**WHAT IS REQUIRED**
From the post on concrete types below, return word for word the passage that begins at the words "Python has reluctantly" and stops after "is-prime? (iota 100)))".
----- EXCERPT
Concrete types yield better maintainability
Posted: 2025-10-25
One of my most astute colleagues at Google always explains things through examples, rather than in abstract terms. He has improved many of my docs by modifying them to start with concrete examples before any general formulas or principles.
He often quotes Feynman, for whom we both have a great deal of respect:
“You can know the name of a bird in all the languages of the world, but when you’re finished, you’ll know absolutely nothing whatever about the bird… So let’s look at the bird and see what it’s doing —that’s what counts. I learned very early the difference between knowing the name of something and knowing something.”
☙
Guido van Rossum has argued strongly against heavy use of
higher-order functions for iteration. He even argued for the removal of
map and filter in favor of list
comprehensions:
I think dropping
filter()andmap()is pretty uncontroversial;filter(P, S)is almost always written clearer as[x for x in S if P(x)], and this has the huge advantage that the most common usages involve predicates that are comparisons, e.g.x == 42, and defining a lambda for that just requires much more effort for the reader (plus the lambda is slower than the list comprehension). Even more so formap(F, S)which becomes[F(x) for x in S].
Python has reluctantly kept map and filter,
but they take a secondary role (mainly because of the choice of having
them operate on generators), at least when compared with their Lisp
variants1.
Python’s “explicit is better than implicit” mantra (ref) is interpreted as “show explicitly how each individual value is manipulated”. Python programmers will write:
[x * x for x in range(100) if is_prime(x)]
This philosophy for expressing iteration stands in sharp contract with the approach taken by both array languages and Lisp/Scheme. In Scheme we would write:
(map square (filter is-prime? (iota 100)))
Which approach is better? Explain the iteration by showing how an individual value is manipulated or focus on the logical structure of the computation?
☙
This tension between concrete and abstract doesn’t just apply to the logical structure of our computations. It finds another manifestation at the heart of our type systems. We see the same tension when deciding between concrete types and generic abstractions.
The vast majority of functions in dynamically typed languages don’t specify the type of their arguments:
def average(elements):
return sum(elements) / len(elements)
These functions can check at runtime (e.g.,
assert isinstance(x, Duck)), but this is rare. Instead,
they simply specify loose requirements of the values (“must quack like a
duck”) and are happy to accept values of any types (as long as they
implement those requirements).
What’s the concrete set of types that average is being
evaluated on? You can’t tell! It can include any type that:
- Has a defined size (implements the
__len__method). - Is iterable (implements
__iter__) and contains elements supporting+.
☙
In C++ you can also abstract concrete types away:
template <typename ContainerType>
auto average(const ContainerType& elements) {
using ElementType = typename ContainerType::value_type;
ElementType sum = std::accumulate(std::begin(elements),
std::end(elements), ElementType{});
return sum / std::size(elements);
}
In Java, you could introduce an interface and express your algorithm in terms of its methods.
Why would you do this? The common wisdom is that one should make
functions as general as possible: instead of committing
average to just one specific type, allow it to be applied
to any (that implements the requirements).
“Write your code against interfaces, not implementations,” we’re told. “Minimize coupling.”
There’s an intriguing
article from Herb Sutter suggesting exactly this approach (in the
context of this quote, “the caller” would be our average
function):
the caller does not, and should not, commit to a single concrete type, which would make the caller’s code less general and less able to be reused with new types.
----------
----- STORED RECORDS
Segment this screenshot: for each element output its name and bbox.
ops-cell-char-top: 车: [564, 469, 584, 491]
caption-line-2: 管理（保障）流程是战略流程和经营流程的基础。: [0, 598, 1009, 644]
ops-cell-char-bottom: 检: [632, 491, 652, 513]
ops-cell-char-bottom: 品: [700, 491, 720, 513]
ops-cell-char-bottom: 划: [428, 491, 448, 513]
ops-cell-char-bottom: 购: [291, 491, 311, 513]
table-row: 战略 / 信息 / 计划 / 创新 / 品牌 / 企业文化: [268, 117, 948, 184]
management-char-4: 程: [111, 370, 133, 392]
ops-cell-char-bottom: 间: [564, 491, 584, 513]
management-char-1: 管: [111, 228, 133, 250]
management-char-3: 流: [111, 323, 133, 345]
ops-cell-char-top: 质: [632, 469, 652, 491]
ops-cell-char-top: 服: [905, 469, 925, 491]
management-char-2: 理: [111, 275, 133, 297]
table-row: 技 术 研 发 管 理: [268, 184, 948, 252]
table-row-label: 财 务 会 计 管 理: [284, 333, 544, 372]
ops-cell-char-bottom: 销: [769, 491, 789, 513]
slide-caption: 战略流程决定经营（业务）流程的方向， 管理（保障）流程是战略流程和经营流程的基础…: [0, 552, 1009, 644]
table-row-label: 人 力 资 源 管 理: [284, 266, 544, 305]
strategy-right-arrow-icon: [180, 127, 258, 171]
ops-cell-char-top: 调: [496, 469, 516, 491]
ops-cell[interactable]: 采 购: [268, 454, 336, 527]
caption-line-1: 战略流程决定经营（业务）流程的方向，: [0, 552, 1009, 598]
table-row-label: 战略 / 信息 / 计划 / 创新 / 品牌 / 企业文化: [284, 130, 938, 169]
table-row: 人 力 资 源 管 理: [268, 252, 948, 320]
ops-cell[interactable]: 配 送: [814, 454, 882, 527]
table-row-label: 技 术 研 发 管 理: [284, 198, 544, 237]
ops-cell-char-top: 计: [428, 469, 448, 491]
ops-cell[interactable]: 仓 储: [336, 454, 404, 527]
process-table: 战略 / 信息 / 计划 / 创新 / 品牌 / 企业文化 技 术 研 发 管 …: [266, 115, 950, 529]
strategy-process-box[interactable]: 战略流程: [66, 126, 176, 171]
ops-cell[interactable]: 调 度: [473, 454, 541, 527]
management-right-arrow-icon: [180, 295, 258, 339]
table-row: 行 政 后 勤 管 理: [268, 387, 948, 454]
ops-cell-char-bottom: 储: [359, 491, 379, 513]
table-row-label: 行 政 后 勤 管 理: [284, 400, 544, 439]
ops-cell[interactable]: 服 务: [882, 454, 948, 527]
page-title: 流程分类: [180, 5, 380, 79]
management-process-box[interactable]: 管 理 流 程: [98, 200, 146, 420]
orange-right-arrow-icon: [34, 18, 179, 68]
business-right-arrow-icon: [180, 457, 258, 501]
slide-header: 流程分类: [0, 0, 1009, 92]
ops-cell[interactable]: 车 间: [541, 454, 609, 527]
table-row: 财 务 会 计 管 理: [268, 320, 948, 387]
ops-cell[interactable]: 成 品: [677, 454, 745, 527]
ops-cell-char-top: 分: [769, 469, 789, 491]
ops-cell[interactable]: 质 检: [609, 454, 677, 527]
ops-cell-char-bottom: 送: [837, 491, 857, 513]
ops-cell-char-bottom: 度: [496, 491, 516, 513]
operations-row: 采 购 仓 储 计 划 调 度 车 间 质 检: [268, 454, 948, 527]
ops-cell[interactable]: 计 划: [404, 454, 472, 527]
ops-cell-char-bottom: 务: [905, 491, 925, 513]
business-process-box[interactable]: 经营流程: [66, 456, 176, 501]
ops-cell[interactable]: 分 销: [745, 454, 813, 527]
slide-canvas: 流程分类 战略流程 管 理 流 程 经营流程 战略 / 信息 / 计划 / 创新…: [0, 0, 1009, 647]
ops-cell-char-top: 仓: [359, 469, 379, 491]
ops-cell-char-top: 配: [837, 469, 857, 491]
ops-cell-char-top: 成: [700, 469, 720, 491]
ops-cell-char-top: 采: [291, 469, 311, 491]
----------
**FULL ANSWER**
Python has reluctantly kept map and filter,
but they take a secondary role (mainly because of the choice of having
them operate on generators), at least when compared with their Lisp
variants1.
Python’s “explicit is better than implicit” mantra (ref) is interpreted as “show explicitly how each individual value is manipulated”. Python programmers will write:
[x * x for x in range(100) if is_prime(x)]
This philosophy for expressing iteration stands in sharp contract with the approach taken by both array languages and Lisp/Scheme. In Scheme we would write:
(map square (filter is-prime? (iota 100)))